Task goal: Work out how many lines of the material below mention the word "vertical"; reply with the number only.

Entries with figure data:
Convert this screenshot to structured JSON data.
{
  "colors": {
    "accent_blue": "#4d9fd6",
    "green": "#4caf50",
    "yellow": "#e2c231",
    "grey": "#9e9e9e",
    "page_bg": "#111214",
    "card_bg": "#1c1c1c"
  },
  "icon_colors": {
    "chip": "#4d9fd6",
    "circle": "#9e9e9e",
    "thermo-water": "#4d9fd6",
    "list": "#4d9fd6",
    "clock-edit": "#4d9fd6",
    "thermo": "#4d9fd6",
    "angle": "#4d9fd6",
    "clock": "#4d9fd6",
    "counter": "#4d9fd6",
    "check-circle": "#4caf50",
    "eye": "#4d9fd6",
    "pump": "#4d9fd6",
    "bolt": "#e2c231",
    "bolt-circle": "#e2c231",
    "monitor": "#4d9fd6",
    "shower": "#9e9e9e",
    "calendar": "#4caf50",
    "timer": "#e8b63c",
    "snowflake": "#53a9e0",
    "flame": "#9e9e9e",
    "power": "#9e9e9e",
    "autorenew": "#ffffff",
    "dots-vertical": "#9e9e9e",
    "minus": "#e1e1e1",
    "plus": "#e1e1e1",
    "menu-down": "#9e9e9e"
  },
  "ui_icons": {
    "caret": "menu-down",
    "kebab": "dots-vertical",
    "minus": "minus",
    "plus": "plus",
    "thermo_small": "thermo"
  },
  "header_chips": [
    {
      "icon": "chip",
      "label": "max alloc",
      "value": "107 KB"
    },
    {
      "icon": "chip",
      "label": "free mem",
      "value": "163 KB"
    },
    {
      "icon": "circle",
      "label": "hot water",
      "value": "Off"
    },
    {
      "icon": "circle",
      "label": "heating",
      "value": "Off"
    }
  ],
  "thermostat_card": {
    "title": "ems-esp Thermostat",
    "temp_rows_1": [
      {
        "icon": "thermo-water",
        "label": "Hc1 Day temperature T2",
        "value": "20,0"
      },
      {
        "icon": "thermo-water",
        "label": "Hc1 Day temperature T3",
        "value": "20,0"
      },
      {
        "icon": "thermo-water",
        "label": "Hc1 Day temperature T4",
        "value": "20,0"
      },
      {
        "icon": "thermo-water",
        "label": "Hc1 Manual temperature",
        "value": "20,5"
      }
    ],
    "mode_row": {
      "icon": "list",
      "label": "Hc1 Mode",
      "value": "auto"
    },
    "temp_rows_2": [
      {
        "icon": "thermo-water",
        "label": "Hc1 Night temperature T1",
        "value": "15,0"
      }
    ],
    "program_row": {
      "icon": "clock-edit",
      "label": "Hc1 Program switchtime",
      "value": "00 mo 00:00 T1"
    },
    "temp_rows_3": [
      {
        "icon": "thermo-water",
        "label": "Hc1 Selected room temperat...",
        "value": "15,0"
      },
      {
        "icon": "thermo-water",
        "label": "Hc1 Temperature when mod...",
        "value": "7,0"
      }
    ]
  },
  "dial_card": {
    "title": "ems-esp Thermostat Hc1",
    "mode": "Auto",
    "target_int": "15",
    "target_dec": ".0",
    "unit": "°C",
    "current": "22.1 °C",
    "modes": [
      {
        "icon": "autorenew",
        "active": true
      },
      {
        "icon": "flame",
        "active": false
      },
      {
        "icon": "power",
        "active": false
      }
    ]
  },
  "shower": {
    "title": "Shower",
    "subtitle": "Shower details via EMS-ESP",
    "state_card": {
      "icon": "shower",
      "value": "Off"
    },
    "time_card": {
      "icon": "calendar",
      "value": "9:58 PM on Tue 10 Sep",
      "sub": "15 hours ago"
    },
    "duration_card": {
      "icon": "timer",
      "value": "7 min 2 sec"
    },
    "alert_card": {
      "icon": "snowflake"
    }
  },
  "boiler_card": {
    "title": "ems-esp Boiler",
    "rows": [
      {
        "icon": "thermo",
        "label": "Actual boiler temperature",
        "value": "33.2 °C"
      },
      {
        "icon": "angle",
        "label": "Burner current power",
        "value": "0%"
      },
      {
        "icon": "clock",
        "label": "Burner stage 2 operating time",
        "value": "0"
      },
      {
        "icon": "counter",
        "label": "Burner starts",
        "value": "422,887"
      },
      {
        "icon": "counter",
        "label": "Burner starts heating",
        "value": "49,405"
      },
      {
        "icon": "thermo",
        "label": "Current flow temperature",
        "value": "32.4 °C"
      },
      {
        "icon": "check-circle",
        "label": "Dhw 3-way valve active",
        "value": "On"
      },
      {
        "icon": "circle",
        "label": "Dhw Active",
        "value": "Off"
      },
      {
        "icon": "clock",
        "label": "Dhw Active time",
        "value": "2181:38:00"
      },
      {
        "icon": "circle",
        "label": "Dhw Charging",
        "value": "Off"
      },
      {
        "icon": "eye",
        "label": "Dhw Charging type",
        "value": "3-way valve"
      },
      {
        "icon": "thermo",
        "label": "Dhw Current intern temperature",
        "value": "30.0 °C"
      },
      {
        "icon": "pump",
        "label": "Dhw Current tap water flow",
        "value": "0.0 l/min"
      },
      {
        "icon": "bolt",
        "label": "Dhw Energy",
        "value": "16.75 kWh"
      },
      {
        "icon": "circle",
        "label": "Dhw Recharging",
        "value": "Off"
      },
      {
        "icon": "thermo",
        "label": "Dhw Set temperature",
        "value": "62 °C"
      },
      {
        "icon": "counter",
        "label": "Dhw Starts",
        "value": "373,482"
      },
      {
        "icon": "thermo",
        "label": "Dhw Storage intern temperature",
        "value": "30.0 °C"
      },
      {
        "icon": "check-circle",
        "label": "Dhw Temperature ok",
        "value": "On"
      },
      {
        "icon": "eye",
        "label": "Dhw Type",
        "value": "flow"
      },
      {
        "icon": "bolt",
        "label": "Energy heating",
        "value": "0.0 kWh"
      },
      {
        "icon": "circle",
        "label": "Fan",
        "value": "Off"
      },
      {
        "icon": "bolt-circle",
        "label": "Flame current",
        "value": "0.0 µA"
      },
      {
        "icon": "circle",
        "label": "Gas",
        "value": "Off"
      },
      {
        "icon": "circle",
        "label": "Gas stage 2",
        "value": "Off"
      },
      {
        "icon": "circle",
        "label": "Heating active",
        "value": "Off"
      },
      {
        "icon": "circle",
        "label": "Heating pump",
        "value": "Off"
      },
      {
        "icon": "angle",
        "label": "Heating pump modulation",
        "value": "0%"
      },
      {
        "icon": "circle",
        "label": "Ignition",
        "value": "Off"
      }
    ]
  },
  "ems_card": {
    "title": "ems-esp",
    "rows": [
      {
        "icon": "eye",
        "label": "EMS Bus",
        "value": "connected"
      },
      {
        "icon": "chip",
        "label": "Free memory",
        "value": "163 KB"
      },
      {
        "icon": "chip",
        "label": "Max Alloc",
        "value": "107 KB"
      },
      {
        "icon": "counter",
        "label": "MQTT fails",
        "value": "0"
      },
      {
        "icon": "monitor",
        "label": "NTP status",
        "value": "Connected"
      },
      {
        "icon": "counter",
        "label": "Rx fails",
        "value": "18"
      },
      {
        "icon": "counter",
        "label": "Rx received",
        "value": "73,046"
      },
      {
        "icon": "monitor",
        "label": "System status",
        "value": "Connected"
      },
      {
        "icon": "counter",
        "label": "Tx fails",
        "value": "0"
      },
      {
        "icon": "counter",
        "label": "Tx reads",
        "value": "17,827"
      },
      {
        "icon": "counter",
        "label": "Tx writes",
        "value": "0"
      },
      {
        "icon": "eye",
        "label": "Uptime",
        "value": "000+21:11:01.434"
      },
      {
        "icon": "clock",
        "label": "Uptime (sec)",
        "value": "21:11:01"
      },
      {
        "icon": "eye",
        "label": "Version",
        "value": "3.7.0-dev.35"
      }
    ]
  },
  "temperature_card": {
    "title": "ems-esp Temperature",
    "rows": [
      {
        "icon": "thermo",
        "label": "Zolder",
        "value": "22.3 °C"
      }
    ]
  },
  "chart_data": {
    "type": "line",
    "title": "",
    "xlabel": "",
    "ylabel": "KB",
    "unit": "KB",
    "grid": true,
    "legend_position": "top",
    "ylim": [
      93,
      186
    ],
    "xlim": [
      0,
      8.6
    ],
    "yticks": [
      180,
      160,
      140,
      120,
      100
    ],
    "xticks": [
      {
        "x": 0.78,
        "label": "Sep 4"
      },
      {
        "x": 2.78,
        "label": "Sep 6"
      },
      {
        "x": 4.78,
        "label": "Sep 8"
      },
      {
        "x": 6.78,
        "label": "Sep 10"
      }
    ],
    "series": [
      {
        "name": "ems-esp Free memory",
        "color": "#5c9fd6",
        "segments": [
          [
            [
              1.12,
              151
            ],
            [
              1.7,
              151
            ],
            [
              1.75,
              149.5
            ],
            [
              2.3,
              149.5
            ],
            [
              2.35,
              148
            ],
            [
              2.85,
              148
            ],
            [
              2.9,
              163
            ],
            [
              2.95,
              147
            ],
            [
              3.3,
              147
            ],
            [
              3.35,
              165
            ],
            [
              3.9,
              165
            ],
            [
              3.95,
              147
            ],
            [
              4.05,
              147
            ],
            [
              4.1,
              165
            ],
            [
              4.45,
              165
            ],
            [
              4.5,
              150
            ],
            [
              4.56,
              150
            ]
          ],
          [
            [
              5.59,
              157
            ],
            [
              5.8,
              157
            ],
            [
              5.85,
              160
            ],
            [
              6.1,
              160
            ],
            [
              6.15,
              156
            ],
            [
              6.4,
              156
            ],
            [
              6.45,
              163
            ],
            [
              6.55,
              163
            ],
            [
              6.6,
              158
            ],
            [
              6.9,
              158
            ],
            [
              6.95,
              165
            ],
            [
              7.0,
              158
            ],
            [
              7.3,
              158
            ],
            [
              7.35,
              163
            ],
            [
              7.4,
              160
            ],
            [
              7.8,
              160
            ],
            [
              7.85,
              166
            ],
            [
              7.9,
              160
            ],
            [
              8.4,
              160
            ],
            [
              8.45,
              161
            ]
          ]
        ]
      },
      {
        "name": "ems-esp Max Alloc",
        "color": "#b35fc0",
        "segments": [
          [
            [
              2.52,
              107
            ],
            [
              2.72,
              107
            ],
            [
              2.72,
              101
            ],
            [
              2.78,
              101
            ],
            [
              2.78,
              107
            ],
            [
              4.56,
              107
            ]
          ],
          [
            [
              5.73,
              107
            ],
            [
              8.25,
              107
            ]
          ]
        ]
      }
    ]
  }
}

Task response: 2